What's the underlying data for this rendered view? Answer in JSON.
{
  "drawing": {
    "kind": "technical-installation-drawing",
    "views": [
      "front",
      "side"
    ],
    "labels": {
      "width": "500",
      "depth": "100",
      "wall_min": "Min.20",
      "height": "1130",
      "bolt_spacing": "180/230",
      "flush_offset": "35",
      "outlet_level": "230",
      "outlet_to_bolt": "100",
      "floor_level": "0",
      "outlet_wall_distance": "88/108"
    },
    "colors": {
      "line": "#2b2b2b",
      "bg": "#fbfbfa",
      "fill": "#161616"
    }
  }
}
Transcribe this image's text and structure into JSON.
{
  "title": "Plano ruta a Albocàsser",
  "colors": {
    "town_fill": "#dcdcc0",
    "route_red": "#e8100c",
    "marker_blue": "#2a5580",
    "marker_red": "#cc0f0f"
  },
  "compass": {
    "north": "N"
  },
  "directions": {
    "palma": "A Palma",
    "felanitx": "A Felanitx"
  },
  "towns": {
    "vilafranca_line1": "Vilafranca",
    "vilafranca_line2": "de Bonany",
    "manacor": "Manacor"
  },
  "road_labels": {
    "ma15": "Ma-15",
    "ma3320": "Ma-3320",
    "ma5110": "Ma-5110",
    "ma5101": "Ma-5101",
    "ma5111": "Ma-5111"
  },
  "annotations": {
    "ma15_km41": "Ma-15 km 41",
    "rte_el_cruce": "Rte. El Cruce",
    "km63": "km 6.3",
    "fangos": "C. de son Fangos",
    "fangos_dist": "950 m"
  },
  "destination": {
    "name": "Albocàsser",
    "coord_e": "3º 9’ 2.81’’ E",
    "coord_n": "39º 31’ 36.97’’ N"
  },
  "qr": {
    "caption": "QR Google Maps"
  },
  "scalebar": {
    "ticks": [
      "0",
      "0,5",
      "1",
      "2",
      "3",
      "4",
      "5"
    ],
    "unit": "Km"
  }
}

[OBJECTIVE]
Return the line that contains "Transcribe this image's" along with every line after it through the end of the entries, exactly, adding nothing.

[EXPECTED ANSWER]
Transcribe this image's text and structure into JSON.
{
  "title": "Plano ruta a Albocàsser",
  "colors": {
    "town_fill": "#dcdcc0",
    "route_red": "#e8100c",
    "marker_blue": "#2a5580",
    "marker_red": "#cc0f0f"
  },
  "compass": {
    "north": "N"
  },
  "directions": {
    "palma": "A Palma",
    "felanitx": "A Felanitx"
  },
  "towns": {
    "vilafranca_line1": "Vilafranca",
    "vilafranca_line2": "de Bonany",
    "manacor": "Manacor"
  },
  "road_labels": {
    "ma15": "Ma-15",
    "ma3320": "Ma-3320",
    "ma5110": "Ma-5110",
    "ma5101": "Ma-5101",
    "ma5111": "Ma-5111"
  },
  "annotations": {
    "ma15_km41": "Ma-15 km 41",
    "rte_el_cruce": "Rte. El Cruce",
    "km63": "km 6.3",
    "fangos": "C. de son Fangos",
    "fangos_dist": "950 m"
  },
  "destination": {
    "name": "Albocàsser",
    "coord_e": "3º 9’ 2.81’’ E",
    "coord_n": "39º 31’ 36.97’’ N"
  },
  "qr": {
    "caption": "QR Google Maps"
  },
  "scalebar": {
    "ticks": [
      "0",
      "0,5",
      "1",
      "2",
      "3",
      "4",
      "5"
    ],
    "unit": "Km"
  }
}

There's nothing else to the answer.